» PROBLEM TO WORK ON
Find each line with the word "ณสมบ" and say how many there are, nothing else.

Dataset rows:
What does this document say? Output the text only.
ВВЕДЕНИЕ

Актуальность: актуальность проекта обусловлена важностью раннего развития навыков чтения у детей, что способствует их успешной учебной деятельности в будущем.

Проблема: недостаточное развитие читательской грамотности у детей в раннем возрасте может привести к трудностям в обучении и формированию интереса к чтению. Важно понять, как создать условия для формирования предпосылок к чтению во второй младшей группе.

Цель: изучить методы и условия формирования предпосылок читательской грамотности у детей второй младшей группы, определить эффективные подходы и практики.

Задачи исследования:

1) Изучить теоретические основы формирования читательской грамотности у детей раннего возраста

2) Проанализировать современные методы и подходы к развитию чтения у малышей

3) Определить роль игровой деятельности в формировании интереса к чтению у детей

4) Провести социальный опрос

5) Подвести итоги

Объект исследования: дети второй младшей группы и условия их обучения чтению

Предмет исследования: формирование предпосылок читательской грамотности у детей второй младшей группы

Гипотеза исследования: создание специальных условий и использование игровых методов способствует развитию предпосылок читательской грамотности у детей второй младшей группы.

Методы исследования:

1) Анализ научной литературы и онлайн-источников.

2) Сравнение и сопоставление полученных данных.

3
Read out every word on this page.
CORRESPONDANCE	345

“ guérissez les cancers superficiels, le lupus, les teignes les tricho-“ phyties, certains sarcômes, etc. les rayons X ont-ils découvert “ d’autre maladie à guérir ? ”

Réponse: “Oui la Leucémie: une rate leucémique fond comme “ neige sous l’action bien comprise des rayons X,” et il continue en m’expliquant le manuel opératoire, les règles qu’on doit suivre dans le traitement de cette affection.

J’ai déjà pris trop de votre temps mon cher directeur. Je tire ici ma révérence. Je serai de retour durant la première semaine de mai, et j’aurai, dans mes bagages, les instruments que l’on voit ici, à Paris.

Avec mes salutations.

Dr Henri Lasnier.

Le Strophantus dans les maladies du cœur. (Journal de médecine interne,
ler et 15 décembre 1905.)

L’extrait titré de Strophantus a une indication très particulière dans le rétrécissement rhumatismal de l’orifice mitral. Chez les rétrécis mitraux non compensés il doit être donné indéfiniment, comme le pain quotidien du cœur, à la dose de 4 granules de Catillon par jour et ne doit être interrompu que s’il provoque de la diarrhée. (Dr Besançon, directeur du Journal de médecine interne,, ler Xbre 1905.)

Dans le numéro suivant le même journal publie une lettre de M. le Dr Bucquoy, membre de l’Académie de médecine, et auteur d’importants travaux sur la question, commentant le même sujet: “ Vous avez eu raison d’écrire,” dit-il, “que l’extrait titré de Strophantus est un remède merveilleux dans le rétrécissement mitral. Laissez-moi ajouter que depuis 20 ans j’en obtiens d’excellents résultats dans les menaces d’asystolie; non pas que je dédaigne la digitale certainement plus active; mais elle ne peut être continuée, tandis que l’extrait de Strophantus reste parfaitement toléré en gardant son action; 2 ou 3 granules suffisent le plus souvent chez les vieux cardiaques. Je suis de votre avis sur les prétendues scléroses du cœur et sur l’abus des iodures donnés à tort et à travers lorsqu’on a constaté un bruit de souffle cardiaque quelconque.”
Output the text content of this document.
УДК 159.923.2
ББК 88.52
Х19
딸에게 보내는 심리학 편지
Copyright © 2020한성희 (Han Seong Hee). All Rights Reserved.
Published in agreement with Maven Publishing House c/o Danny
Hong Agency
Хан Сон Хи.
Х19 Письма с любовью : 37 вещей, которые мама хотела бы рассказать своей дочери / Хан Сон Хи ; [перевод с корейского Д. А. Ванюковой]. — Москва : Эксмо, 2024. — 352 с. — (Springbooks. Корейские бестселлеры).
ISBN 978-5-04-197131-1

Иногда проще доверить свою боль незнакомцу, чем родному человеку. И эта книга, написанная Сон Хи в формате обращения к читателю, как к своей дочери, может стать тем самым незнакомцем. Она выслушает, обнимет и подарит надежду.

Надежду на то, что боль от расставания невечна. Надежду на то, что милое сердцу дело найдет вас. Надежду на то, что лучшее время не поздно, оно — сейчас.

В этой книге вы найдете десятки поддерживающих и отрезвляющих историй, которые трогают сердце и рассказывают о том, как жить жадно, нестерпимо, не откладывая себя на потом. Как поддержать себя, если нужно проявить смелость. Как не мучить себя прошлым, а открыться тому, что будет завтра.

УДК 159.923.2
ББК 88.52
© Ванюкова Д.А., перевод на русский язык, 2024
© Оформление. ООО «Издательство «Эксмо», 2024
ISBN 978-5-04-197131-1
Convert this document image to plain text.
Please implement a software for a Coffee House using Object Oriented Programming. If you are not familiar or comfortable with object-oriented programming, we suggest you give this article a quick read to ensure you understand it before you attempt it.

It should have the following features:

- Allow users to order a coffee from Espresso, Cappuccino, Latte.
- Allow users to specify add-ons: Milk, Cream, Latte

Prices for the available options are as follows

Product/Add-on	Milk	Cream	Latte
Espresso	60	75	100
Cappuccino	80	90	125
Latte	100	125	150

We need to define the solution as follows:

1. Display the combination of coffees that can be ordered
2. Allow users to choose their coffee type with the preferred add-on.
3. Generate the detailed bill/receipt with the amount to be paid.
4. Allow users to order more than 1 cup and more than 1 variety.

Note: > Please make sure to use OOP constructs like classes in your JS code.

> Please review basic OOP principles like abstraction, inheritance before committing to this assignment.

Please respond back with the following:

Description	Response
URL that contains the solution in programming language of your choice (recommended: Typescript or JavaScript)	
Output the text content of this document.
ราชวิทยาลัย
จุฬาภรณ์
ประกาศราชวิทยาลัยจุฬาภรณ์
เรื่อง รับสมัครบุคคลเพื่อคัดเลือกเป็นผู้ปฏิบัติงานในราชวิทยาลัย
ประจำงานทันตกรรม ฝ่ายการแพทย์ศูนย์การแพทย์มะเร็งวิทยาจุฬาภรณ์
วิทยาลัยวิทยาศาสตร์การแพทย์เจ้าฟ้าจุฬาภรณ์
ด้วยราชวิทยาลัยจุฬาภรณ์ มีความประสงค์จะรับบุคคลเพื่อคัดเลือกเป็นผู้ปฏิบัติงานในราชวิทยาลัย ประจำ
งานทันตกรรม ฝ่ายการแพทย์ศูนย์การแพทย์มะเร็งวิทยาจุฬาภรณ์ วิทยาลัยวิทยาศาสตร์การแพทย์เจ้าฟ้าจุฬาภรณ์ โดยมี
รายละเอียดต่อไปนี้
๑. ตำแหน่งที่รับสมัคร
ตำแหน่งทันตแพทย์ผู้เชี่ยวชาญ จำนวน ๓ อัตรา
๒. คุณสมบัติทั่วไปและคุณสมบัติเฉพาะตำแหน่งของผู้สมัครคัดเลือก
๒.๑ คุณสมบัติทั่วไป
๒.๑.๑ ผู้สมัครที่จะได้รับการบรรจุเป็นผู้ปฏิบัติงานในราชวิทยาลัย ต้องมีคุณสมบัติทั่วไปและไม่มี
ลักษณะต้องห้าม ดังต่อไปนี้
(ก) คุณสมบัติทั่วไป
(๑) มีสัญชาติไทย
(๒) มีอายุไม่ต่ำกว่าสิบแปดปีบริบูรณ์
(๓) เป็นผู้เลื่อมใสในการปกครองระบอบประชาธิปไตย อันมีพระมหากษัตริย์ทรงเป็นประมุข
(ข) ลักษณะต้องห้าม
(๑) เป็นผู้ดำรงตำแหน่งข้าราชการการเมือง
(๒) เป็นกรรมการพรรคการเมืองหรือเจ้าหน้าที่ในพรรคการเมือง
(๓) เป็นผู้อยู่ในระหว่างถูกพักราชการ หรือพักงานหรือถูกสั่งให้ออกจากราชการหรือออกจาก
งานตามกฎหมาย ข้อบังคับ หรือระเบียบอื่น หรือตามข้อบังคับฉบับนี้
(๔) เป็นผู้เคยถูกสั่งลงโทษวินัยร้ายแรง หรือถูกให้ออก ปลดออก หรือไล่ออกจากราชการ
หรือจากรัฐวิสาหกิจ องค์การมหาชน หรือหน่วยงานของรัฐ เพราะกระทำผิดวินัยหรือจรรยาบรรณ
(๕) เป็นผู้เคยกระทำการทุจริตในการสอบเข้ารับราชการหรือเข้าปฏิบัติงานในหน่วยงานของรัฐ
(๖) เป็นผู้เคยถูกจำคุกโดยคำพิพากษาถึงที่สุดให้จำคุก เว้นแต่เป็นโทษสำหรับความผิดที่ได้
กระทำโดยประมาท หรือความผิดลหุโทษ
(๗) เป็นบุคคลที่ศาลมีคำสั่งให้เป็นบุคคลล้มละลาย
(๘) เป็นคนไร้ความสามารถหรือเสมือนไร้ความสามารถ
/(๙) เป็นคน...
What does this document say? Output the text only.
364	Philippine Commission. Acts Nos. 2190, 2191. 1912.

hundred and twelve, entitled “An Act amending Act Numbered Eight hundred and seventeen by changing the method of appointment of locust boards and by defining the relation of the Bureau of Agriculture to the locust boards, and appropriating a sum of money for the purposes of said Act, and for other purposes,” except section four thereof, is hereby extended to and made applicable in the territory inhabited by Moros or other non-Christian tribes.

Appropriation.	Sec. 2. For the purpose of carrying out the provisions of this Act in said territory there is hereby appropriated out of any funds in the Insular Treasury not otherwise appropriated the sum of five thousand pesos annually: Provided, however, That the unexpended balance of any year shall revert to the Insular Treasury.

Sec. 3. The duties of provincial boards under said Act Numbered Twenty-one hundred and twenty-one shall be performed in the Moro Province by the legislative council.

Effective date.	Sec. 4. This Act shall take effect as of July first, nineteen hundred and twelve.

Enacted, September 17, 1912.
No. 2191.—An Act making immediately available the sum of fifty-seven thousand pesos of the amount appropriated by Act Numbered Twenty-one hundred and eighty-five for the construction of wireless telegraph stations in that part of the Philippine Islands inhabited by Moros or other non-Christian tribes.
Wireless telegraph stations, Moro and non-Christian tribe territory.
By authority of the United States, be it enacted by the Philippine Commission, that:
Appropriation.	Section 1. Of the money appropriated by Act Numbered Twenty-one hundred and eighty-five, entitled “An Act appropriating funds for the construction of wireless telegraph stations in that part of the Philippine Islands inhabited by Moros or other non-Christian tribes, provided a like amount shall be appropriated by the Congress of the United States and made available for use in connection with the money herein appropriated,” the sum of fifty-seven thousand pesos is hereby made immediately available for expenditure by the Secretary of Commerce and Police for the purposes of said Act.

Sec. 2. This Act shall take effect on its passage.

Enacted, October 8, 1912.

» TASK OUTPUT
4